* _EXERCISE TASK_: Copy each line below in which the string "structured" occurs.

***** DATA ROWS *****

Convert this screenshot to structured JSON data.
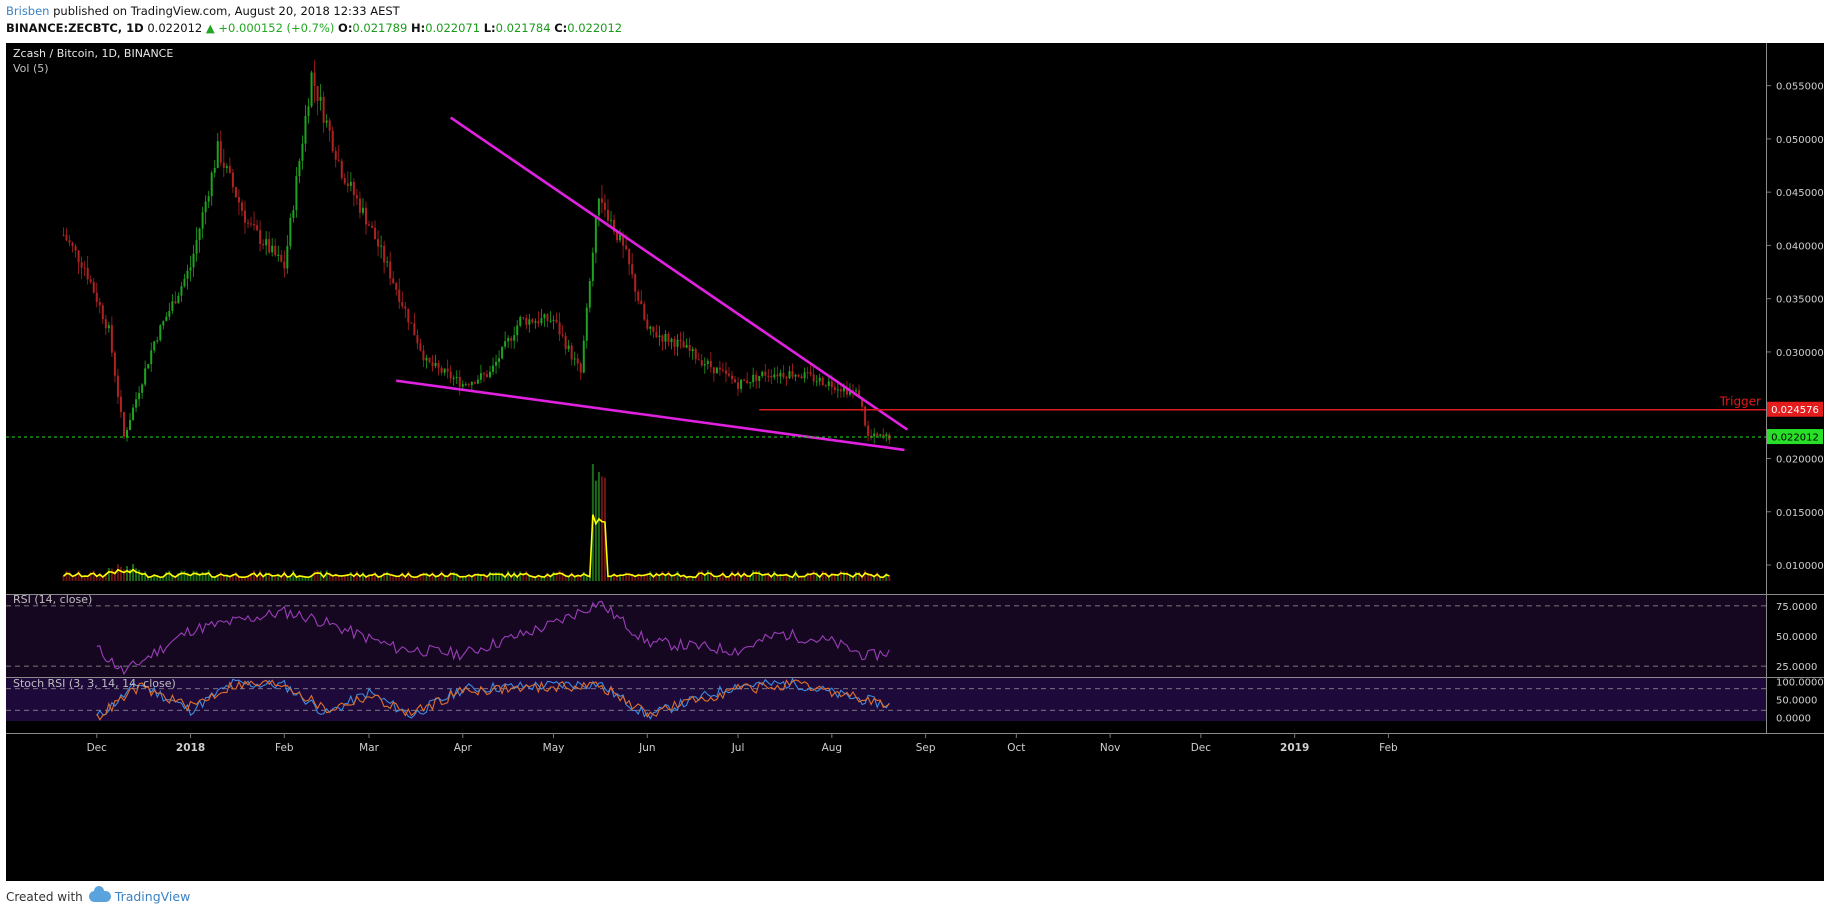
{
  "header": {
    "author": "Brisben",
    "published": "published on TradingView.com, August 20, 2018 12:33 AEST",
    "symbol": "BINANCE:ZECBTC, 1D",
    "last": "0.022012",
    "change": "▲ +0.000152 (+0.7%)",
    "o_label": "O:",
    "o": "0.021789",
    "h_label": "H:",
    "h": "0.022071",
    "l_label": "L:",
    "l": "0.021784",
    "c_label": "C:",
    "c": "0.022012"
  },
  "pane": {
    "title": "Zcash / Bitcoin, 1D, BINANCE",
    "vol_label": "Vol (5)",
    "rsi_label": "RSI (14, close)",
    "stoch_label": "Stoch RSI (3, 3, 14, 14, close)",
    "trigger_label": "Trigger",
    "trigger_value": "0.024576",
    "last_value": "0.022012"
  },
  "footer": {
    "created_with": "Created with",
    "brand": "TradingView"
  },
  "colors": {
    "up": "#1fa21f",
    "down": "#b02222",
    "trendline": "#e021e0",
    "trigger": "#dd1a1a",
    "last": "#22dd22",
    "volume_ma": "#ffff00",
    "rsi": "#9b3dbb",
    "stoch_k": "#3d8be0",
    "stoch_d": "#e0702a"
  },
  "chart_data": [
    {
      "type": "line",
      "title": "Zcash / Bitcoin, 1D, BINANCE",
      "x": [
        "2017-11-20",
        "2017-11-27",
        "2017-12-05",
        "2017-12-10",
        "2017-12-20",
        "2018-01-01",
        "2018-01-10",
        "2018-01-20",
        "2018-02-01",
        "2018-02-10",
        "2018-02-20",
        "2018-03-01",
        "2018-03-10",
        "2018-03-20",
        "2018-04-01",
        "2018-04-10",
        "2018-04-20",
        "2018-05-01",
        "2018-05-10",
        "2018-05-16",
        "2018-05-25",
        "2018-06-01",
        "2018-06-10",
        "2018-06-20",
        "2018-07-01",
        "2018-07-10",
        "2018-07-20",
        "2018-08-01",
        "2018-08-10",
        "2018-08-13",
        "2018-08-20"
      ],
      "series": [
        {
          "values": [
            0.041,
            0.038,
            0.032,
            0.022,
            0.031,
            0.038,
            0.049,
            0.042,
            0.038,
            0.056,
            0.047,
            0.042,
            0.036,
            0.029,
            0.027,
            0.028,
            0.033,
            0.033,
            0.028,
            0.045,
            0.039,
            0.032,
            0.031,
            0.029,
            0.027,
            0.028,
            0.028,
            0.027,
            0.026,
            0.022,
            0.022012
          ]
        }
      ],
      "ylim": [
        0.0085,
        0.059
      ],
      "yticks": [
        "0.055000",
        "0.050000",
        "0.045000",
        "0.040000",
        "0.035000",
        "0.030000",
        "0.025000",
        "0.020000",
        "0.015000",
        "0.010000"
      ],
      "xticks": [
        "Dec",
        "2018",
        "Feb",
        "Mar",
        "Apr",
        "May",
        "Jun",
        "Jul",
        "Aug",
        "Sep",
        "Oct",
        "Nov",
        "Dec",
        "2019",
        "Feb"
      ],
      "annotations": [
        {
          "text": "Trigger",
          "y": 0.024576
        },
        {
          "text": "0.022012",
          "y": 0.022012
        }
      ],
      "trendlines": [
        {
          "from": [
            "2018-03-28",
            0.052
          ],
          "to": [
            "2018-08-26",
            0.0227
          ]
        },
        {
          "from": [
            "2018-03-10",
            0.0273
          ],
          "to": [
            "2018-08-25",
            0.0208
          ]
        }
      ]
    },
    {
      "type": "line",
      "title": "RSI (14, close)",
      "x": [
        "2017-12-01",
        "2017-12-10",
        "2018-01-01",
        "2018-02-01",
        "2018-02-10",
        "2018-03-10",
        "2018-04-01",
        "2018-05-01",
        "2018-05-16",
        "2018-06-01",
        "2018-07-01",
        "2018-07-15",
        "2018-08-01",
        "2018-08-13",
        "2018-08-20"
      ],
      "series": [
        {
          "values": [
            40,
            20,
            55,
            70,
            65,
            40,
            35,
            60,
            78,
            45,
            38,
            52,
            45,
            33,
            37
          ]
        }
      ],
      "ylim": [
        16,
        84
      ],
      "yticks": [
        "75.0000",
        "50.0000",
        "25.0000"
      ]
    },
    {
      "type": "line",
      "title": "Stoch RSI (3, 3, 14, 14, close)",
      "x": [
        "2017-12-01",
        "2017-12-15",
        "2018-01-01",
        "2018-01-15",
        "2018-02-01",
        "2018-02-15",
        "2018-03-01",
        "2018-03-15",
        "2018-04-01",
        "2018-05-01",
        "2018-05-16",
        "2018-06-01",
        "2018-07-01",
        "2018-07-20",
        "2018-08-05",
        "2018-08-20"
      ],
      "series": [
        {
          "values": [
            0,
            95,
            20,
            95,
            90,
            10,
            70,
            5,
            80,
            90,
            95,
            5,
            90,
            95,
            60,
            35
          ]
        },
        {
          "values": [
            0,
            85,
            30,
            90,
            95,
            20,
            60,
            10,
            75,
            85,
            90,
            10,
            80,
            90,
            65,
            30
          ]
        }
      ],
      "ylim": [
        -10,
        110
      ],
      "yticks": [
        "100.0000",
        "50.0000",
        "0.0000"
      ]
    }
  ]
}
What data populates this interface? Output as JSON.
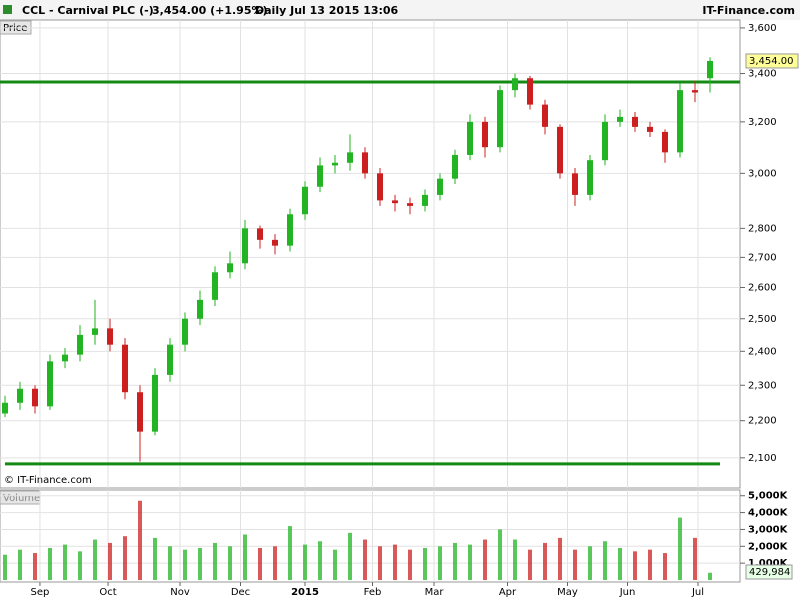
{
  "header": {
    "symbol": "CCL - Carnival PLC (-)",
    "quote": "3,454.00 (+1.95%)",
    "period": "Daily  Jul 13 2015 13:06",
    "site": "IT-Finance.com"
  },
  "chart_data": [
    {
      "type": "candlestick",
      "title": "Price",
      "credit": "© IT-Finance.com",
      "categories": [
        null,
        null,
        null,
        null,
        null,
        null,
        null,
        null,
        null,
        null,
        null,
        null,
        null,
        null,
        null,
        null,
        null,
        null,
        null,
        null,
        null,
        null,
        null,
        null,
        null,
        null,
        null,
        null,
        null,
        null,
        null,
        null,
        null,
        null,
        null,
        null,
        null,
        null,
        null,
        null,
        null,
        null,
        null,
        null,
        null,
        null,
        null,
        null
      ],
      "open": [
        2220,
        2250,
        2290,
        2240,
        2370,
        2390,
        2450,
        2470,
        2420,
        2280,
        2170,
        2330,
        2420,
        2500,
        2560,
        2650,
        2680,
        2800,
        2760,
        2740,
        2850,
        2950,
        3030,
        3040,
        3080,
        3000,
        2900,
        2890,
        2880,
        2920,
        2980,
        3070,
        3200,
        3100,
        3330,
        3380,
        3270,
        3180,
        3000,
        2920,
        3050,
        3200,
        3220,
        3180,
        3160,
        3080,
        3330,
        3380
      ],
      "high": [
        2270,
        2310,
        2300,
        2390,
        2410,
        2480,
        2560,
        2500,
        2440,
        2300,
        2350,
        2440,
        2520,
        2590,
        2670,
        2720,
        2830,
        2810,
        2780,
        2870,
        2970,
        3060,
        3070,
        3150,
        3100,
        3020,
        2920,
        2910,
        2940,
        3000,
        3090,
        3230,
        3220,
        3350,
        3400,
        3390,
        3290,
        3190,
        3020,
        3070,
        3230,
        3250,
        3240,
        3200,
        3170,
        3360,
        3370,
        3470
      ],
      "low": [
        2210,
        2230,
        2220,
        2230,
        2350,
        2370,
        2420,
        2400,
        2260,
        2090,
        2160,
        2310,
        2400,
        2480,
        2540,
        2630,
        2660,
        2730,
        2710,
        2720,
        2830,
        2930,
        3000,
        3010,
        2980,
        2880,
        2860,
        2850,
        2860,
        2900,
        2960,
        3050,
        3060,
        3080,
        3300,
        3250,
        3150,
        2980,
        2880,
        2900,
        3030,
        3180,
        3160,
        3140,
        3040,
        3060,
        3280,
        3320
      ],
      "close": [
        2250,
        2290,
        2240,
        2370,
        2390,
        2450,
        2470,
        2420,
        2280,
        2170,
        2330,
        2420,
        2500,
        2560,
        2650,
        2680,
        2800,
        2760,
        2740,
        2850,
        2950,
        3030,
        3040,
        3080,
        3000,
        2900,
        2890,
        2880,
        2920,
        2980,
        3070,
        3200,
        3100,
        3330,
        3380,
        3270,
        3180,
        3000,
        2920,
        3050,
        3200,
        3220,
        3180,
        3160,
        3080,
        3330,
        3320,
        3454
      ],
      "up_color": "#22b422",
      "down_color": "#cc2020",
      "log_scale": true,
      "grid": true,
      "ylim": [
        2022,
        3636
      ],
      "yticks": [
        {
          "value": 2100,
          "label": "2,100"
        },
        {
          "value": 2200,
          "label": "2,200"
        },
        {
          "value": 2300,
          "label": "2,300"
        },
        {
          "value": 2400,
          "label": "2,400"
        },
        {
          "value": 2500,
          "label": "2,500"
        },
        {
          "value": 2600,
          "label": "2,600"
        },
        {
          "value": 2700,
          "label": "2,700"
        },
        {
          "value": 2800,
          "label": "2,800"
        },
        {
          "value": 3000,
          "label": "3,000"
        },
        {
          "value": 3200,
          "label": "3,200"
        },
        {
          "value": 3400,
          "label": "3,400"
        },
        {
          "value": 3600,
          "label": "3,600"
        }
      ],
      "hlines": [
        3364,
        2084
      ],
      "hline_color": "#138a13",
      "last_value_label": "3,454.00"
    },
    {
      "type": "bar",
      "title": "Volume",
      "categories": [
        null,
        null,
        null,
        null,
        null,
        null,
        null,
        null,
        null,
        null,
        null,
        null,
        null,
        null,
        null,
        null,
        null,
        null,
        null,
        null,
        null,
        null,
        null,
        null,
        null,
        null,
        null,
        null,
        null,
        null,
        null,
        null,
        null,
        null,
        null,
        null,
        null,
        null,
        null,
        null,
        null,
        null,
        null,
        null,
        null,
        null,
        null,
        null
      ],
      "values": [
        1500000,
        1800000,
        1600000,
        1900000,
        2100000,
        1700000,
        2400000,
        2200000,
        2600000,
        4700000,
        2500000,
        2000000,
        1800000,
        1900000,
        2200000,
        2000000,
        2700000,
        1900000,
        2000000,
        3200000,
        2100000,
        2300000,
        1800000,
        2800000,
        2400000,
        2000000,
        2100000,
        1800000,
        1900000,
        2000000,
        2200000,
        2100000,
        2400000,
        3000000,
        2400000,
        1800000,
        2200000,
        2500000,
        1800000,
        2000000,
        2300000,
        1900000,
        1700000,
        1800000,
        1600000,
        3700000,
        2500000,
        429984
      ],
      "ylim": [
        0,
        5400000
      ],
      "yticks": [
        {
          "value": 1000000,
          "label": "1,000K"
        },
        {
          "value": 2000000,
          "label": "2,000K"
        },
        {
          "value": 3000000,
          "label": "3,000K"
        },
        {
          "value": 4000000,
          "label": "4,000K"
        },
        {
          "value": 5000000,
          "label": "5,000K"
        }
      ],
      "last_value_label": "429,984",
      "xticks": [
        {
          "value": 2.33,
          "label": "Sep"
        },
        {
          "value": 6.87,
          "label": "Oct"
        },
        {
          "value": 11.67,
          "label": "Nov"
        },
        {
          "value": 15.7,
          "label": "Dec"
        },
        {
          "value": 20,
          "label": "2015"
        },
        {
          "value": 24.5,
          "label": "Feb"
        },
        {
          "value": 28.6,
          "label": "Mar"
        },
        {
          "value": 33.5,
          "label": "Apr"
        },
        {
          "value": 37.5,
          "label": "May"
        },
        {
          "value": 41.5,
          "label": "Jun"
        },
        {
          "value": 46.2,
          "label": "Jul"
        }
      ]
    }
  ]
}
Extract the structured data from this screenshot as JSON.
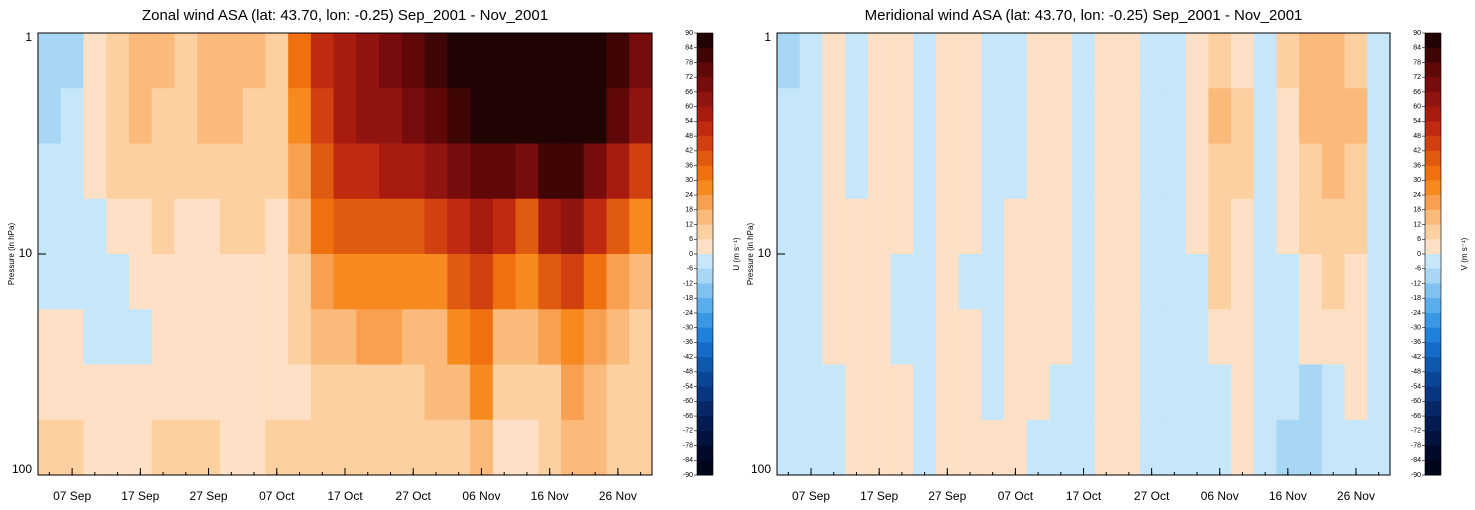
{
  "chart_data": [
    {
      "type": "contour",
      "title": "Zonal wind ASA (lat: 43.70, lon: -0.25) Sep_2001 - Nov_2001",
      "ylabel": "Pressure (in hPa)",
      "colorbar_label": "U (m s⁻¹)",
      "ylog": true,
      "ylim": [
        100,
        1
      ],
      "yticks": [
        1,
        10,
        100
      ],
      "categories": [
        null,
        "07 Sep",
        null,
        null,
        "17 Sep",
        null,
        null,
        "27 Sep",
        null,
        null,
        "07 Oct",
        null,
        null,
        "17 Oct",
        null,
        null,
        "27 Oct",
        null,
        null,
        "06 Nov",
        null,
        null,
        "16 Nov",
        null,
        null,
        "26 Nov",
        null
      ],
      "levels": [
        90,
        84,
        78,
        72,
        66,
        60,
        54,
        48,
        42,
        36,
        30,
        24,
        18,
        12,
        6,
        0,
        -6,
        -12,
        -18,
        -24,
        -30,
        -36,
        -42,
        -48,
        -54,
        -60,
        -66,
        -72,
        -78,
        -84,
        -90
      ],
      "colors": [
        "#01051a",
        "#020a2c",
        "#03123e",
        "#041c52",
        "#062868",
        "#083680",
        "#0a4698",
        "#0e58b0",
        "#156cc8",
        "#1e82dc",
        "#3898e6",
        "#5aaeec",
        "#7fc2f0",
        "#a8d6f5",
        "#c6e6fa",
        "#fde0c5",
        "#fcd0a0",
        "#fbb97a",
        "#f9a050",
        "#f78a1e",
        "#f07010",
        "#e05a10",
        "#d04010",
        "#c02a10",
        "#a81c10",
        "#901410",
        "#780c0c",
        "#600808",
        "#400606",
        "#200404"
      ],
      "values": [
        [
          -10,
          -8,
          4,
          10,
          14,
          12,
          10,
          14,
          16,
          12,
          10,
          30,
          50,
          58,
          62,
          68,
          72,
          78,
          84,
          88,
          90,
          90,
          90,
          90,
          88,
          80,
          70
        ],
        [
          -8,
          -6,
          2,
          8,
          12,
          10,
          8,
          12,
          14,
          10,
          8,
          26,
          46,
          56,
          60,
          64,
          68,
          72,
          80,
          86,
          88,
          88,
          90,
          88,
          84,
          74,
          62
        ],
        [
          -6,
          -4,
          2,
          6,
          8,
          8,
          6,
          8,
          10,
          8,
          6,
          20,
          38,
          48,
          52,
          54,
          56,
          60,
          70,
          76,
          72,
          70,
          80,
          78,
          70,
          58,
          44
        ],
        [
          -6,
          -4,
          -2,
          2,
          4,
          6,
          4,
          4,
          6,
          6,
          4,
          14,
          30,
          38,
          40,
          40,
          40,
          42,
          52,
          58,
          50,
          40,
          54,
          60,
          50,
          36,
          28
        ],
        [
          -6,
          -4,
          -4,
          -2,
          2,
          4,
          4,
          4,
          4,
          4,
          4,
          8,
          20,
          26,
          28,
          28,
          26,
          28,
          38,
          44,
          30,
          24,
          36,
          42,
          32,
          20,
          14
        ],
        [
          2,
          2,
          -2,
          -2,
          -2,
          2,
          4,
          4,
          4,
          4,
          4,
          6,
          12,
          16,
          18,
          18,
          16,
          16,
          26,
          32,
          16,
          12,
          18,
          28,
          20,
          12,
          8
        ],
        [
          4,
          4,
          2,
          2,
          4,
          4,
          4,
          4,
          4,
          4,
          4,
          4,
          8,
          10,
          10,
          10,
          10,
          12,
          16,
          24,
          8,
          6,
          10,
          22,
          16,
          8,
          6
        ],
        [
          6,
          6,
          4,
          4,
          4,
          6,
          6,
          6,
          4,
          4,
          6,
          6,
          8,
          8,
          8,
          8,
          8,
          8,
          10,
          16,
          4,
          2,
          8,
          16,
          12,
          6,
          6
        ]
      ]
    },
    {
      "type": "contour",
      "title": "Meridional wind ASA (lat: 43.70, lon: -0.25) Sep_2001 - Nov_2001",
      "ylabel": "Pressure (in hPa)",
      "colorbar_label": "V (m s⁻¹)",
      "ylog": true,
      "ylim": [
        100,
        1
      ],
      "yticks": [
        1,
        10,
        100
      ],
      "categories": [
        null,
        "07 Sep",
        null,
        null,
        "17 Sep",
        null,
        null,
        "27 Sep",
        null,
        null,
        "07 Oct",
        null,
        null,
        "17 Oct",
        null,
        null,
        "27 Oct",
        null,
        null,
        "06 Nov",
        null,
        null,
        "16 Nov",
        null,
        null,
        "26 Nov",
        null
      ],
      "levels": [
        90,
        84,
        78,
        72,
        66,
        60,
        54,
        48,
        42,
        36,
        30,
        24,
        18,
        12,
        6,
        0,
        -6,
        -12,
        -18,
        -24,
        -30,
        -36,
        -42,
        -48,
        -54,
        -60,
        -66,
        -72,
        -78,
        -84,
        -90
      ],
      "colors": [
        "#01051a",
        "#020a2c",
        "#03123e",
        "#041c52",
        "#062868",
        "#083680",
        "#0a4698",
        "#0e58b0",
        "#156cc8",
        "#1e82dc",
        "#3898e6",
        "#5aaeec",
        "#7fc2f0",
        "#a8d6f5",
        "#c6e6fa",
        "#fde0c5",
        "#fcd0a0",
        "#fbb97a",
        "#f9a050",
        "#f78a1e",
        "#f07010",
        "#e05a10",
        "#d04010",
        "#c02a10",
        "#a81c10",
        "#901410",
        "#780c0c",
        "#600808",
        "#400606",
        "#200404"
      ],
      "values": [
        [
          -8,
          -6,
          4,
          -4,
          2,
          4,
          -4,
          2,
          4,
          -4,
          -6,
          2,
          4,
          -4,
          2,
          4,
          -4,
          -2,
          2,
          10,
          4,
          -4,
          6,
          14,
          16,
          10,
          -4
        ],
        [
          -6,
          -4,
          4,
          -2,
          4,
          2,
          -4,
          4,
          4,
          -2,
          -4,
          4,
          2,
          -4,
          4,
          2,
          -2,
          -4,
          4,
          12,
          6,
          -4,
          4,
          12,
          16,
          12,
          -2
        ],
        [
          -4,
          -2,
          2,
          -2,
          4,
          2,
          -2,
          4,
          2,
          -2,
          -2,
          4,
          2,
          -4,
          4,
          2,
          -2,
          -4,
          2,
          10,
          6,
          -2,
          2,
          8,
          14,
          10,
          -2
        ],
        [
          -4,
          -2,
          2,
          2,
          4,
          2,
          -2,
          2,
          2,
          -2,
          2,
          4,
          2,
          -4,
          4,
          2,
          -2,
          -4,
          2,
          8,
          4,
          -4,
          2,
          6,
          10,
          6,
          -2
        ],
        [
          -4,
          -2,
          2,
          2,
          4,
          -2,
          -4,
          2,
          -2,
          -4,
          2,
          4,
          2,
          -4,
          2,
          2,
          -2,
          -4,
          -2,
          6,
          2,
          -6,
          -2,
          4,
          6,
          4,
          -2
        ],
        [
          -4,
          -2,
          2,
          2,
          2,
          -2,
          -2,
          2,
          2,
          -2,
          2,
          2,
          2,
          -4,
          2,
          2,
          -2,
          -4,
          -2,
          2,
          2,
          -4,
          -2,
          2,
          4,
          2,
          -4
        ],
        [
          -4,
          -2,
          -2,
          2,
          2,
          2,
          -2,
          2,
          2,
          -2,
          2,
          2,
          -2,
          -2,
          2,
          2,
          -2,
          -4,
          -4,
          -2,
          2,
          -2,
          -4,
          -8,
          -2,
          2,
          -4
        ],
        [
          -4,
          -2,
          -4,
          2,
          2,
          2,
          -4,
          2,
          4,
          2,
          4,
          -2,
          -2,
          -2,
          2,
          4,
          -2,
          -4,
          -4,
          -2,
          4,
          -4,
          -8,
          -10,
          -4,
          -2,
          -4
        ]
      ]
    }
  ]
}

*****

* _TASK RESPONSE_:
Convert this screenshot to structured JSON data.
Extract the structured data from this screenshot as JSON.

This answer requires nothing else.